• Task instructions
In the records below, count every line containing "express". Reply with the number only.

• Records for this task
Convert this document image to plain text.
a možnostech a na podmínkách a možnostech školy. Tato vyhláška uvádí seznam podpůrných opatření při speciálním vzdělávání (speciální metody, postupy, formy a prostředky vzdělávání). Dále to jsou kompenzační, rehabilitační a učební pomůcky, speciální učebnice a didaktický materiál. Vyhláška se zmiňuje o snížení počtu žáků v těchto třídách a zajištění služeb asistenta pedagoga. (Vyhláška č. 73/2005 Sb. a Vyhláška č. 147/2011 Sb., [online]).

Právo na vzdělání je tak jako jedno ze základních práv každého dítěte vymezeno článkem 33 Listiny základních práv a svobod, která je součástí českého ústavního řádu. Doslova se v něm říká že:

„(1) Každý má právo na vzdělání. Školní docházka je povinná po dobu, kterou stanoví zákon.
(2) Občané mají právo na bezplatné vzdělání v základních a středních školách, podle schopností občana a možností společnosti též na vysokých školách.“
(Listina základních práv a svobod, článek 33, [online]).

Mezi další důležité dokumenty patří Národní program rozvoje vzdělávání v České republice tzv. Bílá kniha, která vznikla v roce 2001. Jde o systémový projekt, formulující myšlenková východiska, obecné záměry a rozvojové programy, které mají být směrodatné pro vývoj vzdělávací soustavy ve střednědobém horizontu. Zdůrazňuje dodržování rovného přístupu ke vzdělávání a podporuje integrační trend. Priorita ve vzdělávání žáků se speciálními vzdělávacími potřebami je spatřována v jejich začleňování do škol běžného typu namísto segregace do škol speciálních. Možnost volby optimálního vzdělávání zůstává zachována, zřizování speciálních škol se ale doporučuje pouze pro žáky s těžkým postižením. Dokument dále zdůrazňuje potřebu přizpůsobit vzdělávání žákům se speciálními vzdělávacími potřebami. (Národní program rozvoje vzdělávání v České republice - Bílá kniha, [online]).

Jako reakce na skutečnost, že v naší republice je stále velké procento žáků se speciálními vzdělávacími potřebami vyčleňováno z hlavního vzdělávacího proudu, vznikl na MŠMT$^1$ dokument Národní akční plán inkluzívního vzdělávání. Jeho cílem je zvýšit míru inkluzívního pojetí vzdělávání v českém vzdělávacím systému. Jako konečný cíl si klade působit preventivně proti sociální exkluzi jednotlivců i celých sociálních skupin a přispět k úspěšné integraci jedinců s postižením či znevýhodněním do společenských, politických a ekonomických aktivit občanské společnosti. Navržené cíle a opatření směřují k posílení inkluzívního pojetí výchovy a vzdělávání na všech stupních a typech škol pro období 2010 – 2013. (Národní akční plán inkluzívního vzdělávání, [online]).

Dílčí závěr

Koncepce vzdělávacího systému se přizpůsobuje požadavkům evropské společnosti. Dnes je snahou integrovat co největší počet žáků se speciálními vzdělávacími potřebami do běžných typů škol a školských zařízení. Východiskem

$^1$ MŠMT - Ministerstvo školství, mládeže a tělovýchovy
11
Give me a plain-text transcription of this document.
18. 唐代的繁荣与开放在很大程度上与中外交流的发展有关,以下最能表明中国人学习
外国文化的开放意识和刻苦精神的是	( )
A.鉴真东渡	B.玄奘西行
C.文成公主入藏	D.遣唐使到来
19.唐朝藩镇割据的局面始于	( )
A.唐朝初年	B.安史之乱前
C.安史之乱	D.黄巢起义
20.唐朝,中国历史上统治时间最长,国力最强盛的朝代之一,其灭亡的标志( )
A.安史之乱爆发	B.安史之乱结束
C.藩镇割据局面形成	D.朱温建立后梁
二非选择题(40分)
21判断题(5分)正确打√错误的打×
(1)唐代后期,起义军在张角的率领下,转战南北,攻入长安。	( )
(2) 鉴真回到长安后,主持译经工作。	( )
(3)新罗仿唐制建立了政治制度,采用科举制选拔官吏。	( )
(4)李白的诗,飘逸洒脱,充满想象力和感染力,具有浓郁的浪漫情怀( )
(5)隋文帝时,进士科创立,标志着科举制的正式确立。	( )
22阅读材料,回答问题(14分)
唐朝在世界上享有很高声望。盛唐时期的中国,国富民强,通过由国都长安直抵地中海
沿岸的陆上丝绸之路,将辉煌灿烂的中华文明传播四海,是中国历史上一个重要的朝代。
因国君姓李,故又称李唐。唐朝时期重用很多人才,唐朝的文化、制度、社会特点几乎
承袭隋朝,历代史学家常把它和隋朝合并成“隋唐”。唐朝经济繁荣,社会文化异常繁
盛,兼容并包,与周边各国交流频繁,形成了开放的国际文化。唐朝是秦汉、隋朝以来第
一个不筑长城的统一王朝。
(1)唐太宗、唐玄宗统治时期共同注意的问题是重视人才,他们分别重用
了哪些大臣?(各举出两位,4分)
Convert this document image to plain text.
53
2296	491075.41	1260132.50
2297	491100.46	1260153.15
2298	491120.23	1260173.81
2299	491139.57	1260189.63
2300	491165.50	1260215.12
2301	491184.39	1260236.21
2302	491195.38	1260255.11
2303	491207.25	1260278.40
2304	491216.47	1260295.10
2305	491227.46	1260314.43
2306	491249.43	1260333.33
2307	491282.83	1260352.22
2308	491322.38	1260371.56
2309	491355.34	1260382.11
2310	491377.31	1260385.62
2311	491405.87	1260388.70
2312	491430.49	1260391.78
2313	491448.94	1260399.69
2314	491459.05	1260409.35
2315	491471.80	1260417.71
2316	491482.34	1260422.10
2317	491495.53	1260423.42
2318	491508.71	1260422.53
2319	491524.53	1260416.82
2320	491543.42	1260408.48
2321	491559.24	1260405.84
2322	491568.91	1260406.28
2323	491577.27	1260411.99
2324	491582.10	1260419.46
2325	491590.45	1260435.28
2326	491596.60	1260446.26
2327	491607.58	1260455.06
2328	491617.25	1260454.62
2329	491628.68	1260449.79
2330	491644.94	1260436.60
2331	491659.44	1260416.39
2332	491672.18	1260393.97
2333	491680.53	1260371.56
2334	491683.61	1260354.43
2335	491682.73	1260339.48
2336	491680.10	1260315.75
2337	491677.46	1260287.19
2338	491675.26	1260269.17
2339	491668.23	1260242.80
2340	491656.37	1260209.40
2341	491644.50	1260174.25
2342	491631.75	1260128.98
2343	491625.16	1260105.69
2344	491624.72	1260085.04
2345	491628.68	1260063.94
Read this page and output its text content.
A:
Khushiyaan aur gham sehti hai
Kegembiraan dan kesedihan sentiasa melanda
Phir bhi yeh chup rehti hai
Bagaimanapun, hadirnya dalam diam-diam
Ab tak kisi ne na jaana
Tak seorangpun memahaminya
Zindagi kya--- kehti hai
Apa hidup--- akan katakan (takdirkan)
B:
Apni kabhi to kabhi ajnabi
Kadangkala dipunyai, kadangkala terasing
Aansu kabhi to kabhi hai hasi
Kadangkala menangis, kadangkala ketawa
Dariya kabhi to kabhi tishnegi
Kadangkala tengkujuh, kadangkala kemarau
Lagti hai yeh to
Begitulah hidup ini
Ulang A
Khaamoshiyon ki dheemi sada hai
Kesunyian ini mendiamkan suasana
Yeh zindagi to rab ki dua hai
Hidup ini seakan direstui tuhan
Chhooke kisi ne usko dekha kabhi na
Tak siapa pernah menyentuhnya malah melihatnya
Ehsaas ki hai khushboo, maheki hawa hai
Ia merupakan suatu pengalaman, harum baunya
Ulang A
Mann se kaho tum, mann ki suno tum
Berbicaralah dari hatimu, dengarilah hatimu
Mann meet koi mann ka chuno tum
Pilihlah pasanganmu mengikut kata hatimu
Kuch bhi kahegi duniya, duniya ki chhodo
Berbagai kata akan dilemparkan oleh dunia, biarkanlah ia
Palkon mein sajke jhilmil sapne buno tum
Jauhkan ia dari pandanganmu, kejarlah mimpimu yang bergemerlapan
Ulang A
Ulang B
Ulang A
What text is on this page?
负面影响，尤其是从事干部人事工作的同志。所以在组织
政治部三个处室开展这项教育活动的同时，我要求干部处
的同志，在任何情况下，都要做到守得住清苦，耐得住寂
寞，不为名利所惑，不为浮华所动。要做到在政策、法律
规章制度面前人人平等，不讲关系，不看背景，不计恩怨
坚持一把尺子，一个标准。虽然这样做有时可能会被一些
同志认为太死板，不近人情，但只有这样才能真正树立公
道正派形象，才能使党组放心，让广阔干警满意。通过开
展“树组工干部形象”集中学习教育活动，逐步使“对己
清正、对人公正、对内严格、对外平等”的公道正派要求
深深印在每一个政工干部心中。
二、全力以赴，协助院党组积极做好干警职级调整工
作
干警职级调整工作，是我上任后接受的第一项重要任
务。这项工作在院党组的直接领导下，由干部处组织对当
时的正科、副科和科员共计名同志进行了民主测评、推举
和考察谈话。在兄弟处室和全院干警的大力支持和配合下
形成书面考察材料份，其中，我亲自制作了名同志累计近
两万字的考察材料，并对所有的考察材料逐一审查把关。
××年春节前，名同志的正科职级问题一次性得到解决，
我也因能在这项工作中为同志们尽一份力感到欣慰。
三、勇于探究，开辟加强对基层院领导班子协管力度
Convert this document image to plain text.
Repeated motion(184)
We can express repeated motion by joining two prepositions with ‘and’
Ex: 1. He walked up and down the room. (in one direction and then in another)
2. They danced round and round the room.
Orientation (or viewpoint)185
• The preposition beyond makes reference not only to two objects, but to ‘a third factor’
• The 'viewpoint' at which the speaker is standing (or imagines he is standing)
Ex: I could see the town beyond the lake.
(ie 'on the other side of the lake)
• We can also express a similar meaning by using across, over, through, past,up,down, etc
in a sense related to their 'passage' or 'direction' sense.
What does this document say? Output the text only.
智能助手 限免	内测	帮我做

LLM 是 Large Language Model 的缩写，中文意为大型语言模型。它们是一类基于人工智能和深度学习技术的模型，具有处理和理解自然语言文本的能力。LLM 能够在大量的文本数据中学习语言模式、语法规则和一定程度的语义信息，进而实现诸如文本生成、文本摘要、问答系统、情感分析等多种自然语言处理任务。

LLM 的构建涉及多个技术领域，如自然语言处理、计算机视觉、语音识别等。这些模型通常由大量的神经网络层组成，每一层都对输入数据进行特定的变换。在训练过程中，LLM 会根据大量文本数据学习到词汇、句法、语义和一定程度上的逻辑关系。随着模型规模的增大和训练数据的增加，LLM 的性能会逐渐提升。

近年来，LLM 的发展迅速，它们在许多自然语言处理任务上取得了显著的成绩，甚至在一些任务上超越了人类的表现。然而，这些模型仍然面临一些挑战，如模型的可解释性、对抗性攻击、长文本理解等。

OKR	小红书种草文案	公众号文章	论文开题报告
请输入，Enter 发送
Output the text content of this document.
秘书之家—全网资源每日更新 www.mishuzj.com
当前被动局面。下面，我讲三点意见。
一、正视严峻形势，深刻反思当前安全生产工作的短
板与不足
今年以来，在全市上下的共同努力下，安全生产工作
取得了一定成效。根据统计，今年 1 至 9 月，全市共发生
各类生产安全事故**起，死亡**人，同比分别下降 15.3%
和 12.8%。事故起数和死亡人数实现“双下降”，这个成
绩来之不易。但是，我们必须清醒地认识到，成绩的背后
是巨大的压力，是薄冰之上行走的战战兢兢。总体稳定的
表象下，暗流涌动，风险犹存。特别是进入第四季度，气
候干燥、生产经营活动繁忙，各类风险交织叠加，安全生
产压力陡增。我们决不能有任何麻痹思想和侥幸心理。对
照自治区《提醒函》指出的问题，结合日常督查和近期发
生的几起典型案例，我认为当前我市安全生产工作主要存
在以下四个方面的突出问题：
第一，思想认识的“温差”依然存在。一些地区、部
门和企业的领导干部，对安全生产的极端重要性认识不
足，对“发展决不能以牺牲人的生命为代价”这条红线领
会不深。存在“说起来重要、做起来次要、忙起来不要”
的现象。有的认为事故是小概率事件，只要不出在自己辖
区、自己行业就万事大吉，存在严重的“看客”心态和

• Output of the task
2